_INSTRUCTION_.
Copy all of the records below verbatim.

start DATA SUPPLIED

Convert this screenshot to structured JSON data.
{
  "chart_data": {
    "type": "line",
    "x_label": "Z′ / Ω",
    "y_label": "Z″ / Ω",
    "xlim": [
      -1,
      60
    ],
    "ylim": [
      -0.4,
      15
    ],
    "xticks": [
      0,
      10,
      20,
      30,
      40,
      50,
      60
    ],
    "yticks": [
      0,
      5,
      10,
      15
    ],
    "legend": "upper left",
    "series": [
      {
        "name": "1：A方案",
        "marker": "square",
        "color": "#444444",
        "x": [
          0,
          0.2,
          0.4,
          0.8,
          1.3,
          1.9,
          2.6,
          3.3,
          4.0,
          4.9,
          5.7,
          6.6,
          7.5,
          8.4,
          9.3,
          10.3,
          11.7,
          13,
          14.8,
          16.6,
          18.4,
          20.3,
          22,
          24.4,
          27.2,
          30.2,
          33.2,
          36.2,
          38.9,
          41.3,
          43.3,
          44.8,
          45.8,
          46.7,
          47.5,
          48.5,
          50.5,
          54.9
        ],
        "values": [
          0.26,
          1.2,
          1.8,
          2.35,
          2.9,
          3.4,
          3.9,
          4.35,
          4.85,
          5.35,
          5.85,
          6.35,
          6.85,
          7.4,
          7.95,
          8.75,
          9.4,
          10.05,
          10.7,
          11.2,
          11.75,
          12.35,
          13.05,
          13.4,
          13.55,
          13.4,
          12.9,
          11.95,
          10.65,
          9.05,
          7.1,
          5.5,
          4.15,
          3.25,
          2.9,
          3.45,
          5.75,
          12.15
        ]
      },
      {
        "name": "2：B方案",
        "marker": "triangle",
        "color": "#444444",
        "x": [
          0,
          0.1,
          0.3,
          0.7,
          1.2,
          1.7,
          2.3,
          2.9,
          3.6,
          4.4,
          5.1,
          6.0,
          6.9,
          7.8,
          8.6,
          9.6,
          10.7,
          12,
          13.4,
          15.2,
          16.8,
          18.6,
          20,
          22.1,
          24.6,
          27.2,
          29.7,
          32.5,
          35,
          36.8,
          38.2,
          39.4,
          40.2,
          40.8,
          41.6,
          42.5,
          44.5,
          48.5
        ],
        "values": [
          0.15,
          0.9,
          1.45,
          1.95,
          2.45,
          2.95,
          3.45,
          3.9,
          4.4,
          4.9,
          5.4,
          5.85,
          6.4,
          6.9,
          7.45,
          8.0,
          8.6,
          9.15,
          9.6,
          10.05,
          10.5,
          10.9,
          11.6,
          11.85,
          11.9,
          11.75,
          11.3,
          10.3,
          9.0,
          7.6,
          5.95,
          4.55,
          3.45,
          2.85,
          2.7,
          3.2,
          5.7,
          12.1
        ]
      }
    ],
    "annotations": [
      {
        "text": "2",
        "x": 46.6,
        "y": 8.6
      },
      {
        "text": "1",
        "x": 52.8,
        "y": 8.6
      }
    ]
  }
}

end DATA SUPPLIED

_RESULT OF THIS EXERCISE_.
Convert this screenshot to structured JSON data.
{
  "chart_data": {
    "type": "line",
    "x_label": "Z′ / Ω",
    "y_label": "Z″ / Ω",
    "xlim": [
      -1,
      60
    ],
    "ylim": [
      -0.4,
      15
    ],
    "xticks": [
      0,
      10,
      20,
      30,
      40,
      50,
      60
    ],
    "yticks": [
      0,
      5,
      10,
      15
    ],
    "legend": "upper left",
    "series": [
      {
        "name": "1：A方案",
        "marker": "square",
        "color": "#444444",
        "x": [
          0,
          0.2,
          0.4,
          0.8,
          1.3,
          1.9,
          2.6,
          3.3,
          4.0,
          4.9,
          5.7,
          6.6,
          7.5,
          8.4,
          9.3,
          10.3,
          11.7,
          13,
          14.8,
          16.6,
          18.4,
          20.3,
          22,
          24.4,
          27.2,
          30.2,
          33.2,
          36.2,
          38.9,
          41.3,
          43.3,
          44.8,
          45.8,
          46.7,
          47.5,
          48.5,
          50.5,
          54.9
        ],
        "values": [
          0.26,
          1.2,
          1.8,
          2.35,
          2.9,
          3.4,
          3.9,
          4.35,
          4.85,
          5.35,
          5.85,
          6.35,
          6.85,
          7.4,
          7.95,
          8.75,
          9.4,
          10.05,
          10.7,
          11.2,
          11.75,
          12.35,
          13.05,
          13.4,
          13.55,
          13.4,
          12.9,
          11.95,
          10.65,
          9.05,
          7.1,
          5.5,
          4.15,
          3.25,
          2.9,
          3.45,
          5.75,
          12.15
        ]
      },
      {
        "name": "2：B方案",
        "marker": "triangle",
        "color": "#444444",
        "x": [
          0,
          0.1,
          0.3,
          0.7,
          1.2,
          1.7,
          2.3,
          2.9,
          3.6,
          4.4,
          5.1,
          6.0,
          6.9,
          7.8,
          8.6,
          9.6,
          10.7,
          12,
          13.4,
          15.2,
          16.8,
          18.6,
          20,
          22.1,
          24.6,
          27.2,
          29.7,
          32.5,
          35,
          36.8,
          38.2,
          39.4,
          40.2,
          40.8,
          41.6,
          42.5,
          44.5,
          48.5
        ],
        "values": [
          0.15,
          0.9,
          1.45,
          1.95,
          2.45,
          2.95,
          3.45,
          3.9,
          4.4,
          4.9,
          5.4,
          5.85,
          6.4,
          6.9,
          7.45,
          8.0,
          8.6,
          9.15,
          9.6,
          10.05,
          10.5,
          10.9,
          11.6,
          11.85,
          11.9,
          11.75,
          11.3,
          10.3,
          9.0,
          7.6,
          5.95,
          4.55,
          3.45,
          2.85,
          2.7,
          3.2,
          5.7,
          12.1
        ]
      }
    ],
    "annotations": [
      {
        "text": "2",
        "x": 46.6,
        "y": 8.6
      },
      {
        "text": "1",
        "x": 52.8,
        "y": 8.6
      }
    ]
  }
}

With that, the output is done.